- **SET TASK**
Reproduce the data verbatim from the line containing "Patent image size: (1419, 995)." through the line containing "The MOS transistor P2 is at (1014, 420).", including both of those lines.

- **RECORD EXCERPTS**
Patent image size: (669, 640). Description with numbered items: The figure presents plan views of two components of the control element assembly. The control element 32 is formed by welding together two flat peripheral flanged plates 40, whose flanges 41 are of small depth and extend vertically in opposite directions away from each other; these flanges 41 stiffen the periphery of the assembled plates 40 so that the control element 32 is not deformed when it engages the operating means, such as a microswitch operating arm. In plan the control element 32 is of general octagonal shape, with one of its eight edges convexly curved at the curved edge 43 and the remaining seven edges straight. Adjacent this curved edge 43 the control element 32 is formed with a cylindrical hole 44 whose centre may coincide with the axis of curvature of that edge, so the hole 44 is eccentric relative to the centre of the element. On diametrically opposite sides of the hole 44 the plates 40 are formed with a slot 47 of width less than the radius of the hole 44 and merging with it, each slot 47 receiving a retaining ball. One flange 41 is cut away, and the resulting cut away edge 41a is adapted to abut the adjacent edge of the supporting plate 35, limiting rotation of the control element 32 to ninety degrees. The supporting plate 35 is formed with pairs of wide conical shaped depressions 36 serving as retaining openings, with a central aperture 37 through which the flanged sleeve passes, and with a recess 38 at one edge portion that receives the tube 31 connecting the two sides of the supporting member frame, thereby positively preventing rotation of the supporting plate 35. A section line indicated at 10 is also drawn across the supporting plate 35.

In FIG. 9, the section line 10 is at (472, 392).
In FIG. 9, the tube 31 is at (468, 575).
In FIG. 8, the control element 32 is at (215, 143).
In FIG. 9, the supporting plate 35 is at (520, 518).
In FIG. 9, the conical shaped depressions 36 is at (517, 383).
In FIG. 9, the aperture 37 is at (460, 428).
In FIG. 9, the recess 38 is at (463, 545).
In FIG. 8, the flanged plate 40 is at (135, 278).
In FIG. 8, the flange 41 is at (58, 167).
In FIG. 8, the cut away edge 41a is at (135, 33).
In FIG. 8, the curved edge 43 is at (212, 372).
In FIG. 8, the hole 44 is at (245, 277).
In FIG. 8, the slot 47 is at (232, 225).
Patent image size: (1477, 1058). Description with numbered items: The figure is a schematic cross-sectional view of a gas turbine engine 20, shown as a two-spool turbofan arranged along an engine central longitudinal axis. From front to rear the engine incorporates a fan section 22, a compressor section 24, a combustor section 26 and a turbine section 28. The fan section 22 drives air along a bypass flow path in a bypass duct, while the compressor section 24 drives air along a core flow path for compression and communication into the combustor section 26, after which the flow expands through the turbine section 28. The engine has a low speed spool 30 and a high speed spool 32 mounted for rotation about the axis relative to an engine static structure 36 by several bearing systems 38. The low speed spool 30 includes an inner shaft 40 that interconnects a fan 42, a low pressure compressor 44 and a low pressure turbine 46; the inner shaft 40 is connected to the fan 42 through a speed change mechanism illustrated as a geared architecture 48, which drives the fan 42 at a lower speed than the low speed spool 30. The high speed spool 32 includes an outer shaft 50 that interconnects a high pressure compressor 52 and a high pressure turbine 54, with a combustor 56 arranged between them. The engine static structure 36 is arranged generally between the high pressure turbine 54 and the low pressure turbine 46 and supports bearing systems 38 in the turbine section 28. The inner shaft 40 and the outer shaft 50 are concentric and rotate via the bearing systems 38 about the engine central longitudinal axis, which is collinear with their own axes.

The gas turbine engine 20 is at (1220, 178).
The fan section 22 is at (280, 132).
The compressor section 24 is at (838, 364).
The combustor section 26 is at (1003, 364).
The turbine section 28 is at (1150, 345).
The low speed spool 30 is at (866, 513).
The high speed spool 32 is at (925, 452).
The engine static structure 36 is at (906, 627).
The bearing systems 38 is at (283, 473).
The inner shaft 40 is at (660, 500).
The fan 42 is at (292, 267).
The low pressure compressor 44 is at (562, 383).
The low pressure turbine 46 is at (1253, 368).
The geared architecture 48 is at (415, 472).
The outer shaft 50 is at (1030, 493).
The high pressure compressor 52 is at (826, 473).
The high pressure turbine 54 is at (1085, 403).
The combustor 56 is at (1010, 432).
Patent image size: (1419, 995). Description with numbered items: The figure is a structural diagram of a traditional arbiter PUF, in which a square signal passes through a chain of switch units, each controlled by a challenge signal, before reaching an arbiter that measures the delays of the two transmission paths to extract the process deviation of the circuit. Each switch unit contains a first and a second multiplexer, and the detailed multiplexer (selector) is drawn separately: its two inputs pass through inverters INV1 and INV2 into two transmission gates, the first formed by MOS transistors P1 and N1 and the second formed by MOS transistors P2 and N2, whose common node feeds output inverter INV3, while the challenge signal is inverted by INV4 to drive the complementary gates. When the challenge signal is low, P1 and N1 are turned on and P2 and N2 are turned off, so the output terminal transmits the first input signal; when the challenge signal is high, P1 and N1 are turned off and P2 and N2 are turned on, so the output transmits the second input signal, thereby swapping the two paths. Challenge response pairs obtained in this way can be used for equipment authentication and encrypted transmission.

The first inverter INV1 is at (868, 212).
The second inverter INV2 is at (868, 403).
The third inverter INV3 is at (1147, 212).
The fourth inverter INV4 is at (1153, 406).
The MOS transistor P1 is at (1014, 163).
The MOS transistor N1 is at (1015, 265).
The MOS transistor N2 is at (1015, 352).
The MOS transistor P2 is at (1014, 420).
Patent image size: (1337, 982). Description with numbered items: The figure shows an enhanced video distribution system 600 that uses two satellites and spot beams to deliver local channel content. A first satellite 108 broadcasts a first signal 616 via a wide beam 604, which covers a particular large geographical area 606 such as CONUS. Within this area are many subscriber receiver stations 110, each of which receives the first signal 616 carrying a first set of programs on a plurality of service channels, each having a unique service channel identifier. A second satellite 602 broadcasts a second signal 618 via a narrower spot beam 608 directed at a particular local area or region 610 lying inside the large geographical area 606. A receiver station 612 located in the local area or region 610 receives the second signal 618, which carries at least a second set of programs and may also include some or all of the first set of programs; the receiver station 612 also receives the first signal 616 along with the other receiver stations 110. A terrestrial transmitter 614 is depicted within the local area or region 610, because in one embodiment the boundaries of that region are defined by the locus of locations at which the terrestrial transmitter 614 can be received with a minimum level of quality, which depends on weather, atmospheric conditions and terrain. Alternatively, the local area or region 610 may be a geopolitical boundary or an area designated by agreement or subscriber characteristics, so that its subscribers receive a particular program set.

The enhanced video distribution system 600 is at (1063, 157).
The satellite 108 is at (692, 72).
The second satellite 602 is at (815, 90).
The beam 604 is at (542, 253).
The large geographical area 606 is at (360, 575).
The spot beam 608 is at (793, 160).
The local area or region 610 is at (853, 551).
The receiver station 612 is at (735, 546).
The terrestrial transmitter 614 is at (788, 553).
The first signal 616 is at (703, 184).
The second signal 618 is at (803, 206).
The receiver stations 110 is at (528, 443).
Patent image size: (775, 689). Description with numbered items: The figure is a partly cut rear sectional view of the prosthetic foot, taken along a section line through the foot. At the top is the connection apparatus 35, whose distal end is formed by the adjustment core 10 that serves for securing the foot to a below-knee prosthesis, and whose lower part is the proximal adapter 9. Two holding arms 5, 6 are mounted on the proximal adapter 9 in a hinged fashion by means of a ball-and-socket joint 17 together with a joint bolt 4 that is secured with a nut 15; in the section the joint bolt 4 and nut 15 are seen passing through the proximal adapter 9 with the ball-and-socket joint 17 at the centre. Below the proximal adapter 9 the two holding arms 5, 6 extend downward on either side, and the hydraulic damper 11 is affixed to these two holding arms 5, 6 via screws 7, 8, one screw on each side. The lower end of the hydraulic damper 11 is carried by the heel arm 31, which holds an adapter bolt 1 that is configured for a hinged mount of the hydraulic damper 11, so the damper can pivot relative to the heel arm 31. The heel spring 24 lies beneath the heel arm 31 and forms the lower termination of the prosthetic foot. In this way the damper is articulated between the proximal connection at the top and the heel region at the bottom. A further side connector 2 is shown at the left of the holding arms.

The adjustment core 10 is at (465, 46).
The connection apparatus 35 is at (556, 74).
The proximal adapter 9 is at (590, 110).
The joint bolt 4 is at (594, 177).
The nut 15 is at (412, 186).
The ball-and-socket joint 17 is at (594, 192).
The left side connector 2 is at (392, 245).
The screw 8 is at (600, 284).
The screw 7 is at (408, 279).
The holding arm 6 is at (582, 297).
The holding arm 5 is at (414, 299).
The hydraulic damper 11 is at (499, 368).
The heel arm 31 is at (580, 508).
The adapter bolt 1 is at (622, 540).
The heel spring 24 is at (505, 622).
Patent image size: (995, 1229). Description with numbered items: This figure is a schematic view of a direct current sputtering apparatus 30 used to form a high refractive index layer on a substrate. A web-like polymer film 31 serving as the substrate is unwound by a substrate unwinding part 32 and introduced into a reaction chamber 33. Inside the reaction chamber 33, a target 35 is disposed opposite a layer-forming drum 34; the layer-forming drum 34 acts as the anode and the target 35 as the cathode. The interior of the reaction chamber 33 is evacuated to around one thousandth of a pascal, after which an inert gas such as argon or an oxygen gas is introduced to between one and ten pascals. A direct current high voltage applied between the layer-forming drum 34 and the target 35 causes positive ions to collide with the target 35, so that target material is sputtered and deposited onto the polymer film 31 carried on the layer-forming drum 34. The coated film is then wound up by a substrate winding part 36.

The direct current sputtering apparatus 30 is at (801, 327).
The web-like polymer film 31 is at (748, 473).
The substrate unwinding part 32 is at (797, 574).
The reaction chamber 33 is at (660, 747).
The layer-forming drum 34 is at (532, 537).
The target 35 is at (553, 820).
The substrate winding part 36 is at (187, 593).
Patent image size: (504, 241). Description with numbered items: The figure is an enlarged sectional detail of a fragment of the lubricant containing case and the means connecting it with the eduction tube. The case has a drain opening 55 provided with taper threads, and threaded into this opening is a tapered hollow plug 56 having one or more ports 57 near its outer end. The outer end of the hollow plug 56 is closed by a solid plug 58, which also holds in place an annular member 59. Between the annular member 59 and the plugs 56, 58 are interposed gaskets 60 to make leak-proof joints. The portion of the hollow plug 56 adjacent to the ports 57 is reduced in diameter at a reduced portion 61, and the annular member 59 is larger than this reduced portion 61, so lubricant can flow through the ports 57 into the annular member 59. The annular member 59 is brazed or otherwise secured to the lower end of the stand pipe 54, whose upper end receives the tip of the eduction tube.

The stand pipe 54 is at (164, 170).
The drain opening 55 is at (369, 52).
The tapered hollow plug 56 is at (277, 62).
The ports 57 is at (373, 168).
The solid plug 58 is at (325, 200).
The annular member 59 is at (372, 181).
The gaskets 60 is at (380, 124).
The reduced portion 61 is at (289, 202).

- **THE RESULT**
Patent image size: (1419, 995). Description with numbered items: The figure is a structural diagram of a traditional arbiter PUF, in which a square signal passes through a chain of switch units, each controlled by a challenge signal, before reaching an arbiter that measures the delays of the two transmission paths to extract the process deviation of the circuit. Each switch unit contains a first and a second multiplexer, and the detailed multiplexer (selector) is drawn separately: its two inputs pass through inverters INV1 and INV2 into two transmission gates, the first formed by MOS transistors P1 and N1 and the second formed by MOS transistors P2 and N2, whose common node feeds output inverter INV3, while the challenge signal is inverted by INV4 to drive the complementary gates. When the challenge signal is low, P1 and N1 are turned on and P2 and N2 are turned off, so the output terminal transmits the first input signal; when the challenge signal is high, P1 and N1 are turned off and P2 and N2 are turned on, so the output transmits the second input signal, thereby swapping the two paths. Challenge response pairs obtained in this way can be used for equipment authentication and encrypted transmission.

The first inverter INV1 is at (868, 212).
The second inverter INV2 is at (868, 403).
The third inverter INV3 is at (1147, 212).
The fourth inverter INV4 is at (1153, 406).
The MOS transistor P1 is at (1014, 163).
The MOS transistor N1 is at (1015, 265).
The MOS transistor N2 is at (1015, 352).
The MOS transistor P2 is at (1014, 420).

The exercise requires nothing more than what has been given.